» REQUIRED TASK:
Reproduce the listing word for word, leaving every picture behind.

══ SUPPLIED MATERIAL ══

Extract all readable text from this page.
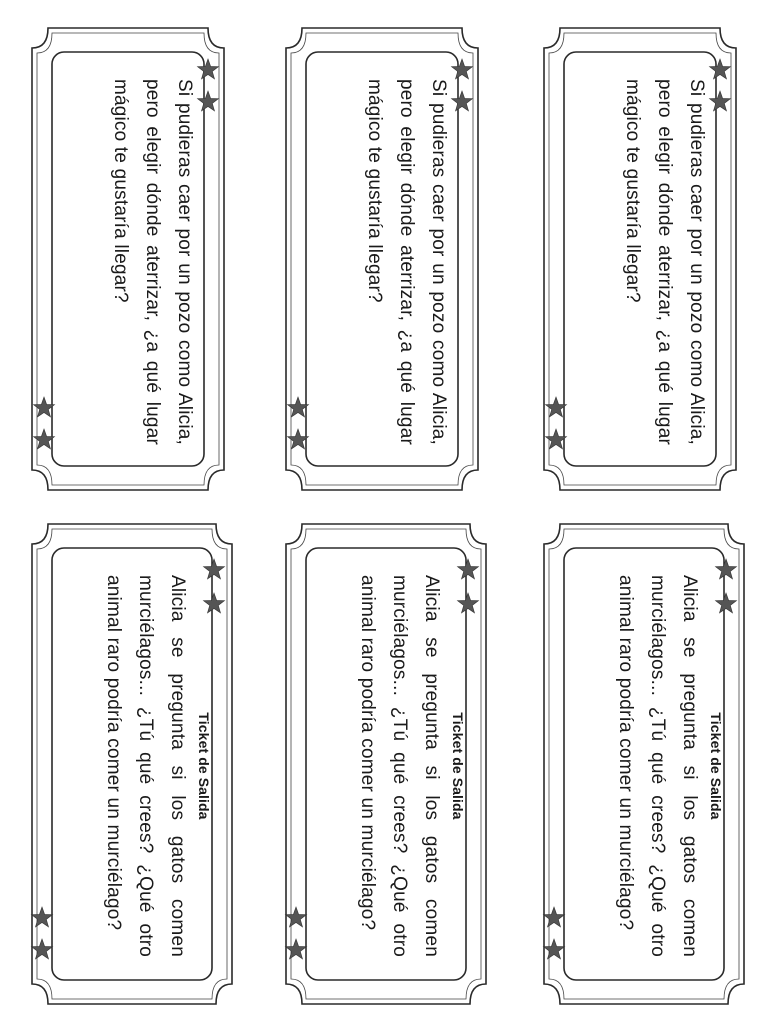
Si pudieras caer por un pozo como Alicia, pero elegir dónde aterrizar, ¿a qué lugar mágico te gustaría llegar?	Si pudieras caer por un pozo como Alicia, pero elegir dónde aterrizar, ¿a qué lugar mágico te gustaría llegar?	Si pudieras caer por un pozo como Alicia, pero elegir dónde aterrizar, ¿a qué lugar mágico te gustaría llegar?
Ticket de Salida
Alicia se pregunta si los gatos comen murciélagos... ¿Tú qué crees? ¿Qué otro animal raro podría comer un murciélago?	Ticket de Salida
Alicia se pregunta si los gatos comen murciélagos... ¿Tú qué crees? ¿Qué otro animal raro podría comer un murciélago?	Ticket de Salida
Alicia se pregunta si los gatos comen murciélagos... ¿Tú qué crees? ¿Qué otro animal raro podría comer un murciélago?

═══

» SOLUTION FOR THIS EXERCISE:
Extract all readable text from this page.
Si pudieras caer por un pozo como Alicia, pero elegir dónde aterrizar, ¿a qué lugar mágico te gustaría llegar?	Si pudieras caer por un pozo como Alicia, pero elegir dónde aterrizar, ¿a qué lugar mágico te gustaría llegar?	Si pudieras caer por un pozo como Alicia, pero elegir dónde aterrizar, ¿a qué lugar mágico te gustaría llegar?
Ticket de Salida
Alicia se pregunta si los gatos comen murciélagos... ¿Tú qué crees? ¿Qué otro animal raro podría comer un murciélago?	Ticket de Salida
Alicia se pregunta si los gatos comen murciélagos... ¿Tú qué crees? ¿Qué otro animal raro podría comer un murciélago?	Ticket de Salida
Alicia se pregunta si los gatos comen murciélagos... ¿Tú qué crees? ¿Qué otro animal raro podría comer un murciélago?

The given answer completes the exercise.